§ **Items**
━━━
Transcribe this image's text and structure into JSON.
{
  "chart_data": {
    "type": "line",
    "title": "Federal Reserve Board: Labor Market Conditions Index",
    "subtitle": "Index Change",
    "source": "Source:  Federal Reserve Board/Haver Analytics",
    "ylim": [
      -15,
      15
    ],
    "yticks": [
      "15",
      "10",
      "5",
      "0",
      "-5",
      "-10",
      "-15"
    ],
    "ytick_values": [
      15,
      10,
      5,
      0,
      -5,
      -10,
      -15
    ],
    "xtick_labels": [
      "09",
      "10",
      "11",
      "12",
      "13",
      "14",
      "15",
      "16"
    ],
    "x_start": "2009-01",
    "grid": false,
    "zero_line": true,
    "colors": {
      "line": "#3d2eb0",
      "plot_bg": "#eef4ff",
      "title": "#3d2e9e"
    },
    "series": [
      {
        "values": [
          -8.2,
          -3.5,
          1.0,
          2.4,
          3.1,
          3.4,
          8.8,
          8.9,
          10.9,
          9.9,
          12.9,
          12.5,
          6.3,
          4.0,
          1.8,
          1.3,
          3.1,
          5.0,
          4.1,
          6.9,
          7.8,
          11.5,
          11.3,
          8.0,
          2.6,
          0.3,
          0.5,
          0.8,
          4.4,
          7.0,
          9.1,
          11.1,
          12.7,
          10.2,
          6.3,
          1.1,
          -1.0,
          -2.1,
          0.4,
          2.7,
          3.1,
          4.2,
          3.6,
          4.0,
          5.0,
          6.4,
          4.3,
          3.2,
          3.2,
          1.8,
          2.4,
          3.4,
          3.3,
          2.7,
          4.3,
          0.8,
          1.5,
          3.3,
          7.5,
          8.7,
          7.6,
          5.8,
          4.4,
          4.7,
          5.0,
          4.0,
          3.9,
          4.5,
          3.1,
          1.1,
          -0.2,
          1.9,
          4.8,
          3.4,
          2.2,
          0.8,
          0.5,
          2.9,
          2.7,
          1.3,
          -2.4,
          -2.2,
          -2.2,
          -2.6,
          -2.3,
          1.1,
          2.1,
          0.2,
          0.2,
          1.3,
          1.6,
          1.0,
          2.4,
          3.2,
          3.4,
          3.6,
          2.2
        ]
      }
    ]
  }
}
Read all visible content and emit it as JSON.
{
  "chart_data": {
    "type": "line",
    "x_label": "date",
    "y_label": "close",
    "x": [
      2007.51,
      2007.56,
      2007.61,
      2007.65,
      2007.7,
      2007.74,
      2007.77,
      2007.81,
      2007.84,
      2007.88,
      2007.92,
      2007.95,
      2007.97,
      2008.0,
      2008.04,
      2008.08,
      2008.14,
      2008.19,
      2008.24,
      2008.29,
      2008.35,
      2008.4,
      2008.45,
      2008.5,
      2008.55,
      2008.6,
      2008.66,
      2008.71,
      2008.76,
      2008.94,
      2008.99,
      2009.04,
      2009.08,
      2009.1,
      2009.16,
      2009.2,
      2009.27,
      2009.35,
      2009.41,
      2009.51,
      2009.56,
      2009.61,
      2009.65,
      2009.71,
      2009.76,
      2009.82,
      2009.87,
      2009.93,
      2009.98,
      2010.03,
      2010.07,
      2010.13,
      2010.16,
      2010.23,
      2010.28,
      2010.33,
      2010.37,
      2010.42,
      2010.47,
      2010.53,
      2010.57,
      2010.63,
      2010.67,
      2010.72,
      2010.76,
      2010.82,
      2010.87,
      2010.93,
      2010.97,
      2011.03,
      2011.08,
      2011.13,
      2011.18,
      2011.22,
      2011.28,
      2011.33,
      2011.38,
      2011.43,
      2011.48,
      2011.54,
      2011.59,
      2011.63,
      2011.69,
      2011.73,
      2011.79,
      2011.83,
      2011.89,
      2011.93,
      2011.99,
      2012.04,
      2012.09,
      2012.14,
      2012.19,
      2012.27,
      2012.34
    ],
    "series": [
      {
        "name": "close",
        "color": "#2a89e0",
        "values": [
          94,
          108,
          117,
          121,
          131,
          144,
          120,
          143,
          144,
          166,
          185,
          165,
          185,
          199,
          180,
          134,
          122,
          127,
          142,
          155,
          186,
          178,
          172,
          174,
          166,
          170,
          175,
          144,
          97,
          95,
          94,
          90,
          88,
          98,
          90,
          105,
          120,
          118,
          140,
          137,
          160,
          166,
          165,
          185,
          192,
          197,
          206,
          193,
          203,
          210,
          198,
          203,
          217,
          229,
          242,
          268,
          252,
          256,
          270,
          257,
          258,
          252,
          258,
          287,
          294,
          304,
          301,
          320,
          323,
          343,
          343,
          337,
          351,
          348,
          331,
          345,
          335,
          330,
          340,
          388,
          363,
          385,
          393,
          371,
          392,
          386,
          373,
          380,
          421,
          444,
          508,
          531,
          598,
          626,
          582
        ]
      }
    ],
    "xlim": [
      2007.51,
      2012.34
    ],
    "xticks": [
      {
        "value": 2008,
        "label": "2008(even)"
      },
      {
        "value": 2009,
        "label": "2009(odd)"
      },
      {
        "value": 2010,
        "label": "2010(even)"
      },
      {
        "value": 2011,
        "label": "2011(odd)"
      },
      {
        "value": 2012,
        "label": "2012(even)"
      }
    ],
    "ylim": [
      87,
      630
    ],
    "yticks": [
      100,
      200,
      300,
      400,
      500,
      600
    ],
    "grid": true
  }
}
━━━
§ **Description of the task**
Produce a verbatim transcription of the entries above.

§ **Solved exercise**
Transcribe this image's text and structure into JSON.
{
  "chart_data": {
    "type": "line",
    "title": "Federal Reserve Board: Labor Market Conditions Index",
    "subtitle": "Index Change",
    "source": "Source:  Federal Reserve Board/Haver Analytics",
    "ylim": [
      -15,
      15
    ],
    "yticks": [
      "15",
      "10",
      "5",
      "0",
      "-5",
      "-10",
      "-15"
    ],
    "ytick_values": [
      15,
      10,
      5,
      0,
      -5,
      -10,
      -15
    ],
    "xtick_labels": [
      "09",
      "10",
      "11",
      "12",
      "13",
      "14",
      "15",
      "16"
    ],
    "x_start": "2009-01",
    "grid": false,
    "zero_line": true,
    "colors": {
      "line": "#3d2eb0",
      "plot_bg": "#eef4ff",
      "title": "#3d2e9e"
    },
    "series": [
      {
        "values": [
          -8.2,
          -3.5,
          1.0,
          2.4,
          3.1,
          3.4,
          8.8,
          8.9,
          10.9,
          9.9,
          12.9,
          12.5,
          6.3,
          4.0,
          1.8,
          1.3,
          3.1,
          5.0,
          4.1,
          6.9,
          7.8,
          11.5,
          11.3,
          8.0,
          2.6,
          0.3,
          0.5,
          0.8,
          4.4,
          7.0,
          9.1,
          11.1,
          12.7,
          10.2,
          6.3,
          1.1,
          -1.0,
          -2.1,
          0.4,
          2.7,
          3.1,
          4.2,
          3.6,
          4.0,
          5.0,
          6.4,
          4.3,
          3.2,
          3.2,
          1.8,
          2.4,
          3.4,
          3.3,
          2.7,
          4.3,
          0.8,
          1.5,
          3.3,
          7.5,
          8.7,
          7.6,
          5.8,
          4.4,
          4.7,
          5.0,
          4.0,
          3.9,
          4.5,
          3.1,
          1.1,
          -0.2,
          1.9,
          4.8,
          3.4,
          2.2,
          0.8,
          0.5,
          2.9,
          2.7,
          1.3,
          -2.4,
          -2.2,
          -2.2,
          -2.6,
          -2.3,
          1.1,
          2.1,
          0.2,
          0.2,
          1.3,
          1.6,
          1.0,
          2.4,
          3.2,
          3.4,
          3.6,
          2.2
        ]
      }
    ]
  }
}
Read all visible content and emit it as JSON.
{
  "chart_data": {
    "type": "line",
    "x_label": "date",
    "y_label": "close",
    "x": [
      2007.51,
      2007.56,
      2007.61,
      2007.65,
      2007.7,
      2007.74,
      2007.77,
      2007.81,
      2007.84,
      2007.88,
      2007.92,
      2007.95,
      2007.97,
      2008.0,
      2008.04,
      2008.08,
      2008.14,
      2008.19,
      2008.24,
      2008.29,
      2008.35,
      2008.4,
      2008.45,
      2008.5,
      2008.55,
      2008.6,
      2008.66,
      2008.71,
      2008.76,
      2008.94,
      2008.99,
      2009.04,
      2009.08,
      2009.1,
      2009.16,
      2009.2,
      2009.27,
      2009.35,
      2009.41,
      2009.51,
      2009.56,
      2009.61,
      2009.65,
      2009.71,
      2009.76,
      2009.82,
      2009.87,
      2009.93,
      2009.98,
      2010.03,
      2010.07,
      2010.13,
      2010.16,
      2010.23,
      2010.28,
      2010.33,
      2010.37,
      2010.42,
      2010.47,
      2010.53,
      2010.57,
      2010.63,
      2010.67,
      2010.72,
      2010.76,
      2010.82,
      2010.87,
      2010.93,
      2010.97,
      2011.03,
      2011.08,
      2011.13,
      2011.18,
      2011.22,
      2011.28,
      2011.33,
      2011.38,
      2011.43,
      2011.48,
      2011.54,
      2011.59,
      2011.63,
      2011.69,
      2011.73,
      2011.79,
      2011.83,
      2011.89,
      2011.93,
      2011.99,
      2012.04,
      2012.09,
      2012.14,
      2012.19,
      2012.27,
      2012.34
    ],
    "series": [
      {
        "name": "close",
        "color": "#2a89e0",
        "values": [
          94,
          108,
          117,
          121,
          131,
          144,
          120,
          143,
          144,
          166,
          185,
          165,
          185,
          199,
          180,
          134,
          122,
          127,
          142,
          155,
          186,
          178,
          172,
          174,
          166,
          170,
          175,
          144,
          97,
          95,
          94,
          90,
          88,
          98,
          90,
          105,
          120,
          118,
          140,
          137,
          160,
          166,
          165,
          185,
          192,
          197,
          206,
          193,
          203,
          210,
          198,
          203,
          217,
          229,
          242,
          268,
          252,
          256,
          270,
          257,
          258,
          252,
          258,
          287,
          294,
          304,
          301,
          320,
          323,
          343,
          343,
          337,
          351,
          348,
          331,
          345,
          335,
          330,
          340,
          388,
          363,
          385,
          393,
          371,
          392,
          386,
          373,
          380,
          421,
          444,
          508,
          531,
          598,
          626,
          582
        ]
      }
    ],
    "xlim": [
      2007.51,
      2012.34
    ],
    "xticks": [
      {
        "value": 2008,
        "label": "2008(even)"
      },
      {
        "value": 2009,
        "label": "2009(odd)"
      },
      {
        "value": 2010,
        "label": "2010(even)"
      },
      {
        "value": 2011,
        "label": "2011(odd)"
      },
      {
        "value": 2012,
        "label": "2012(even)"
      }
    ],
    "ylim": [
      87,
      630
    ],
    "yticks": [
      100,
      200,
      300,
      400,
      500,
      600
    ],
    "grid": true
  }
}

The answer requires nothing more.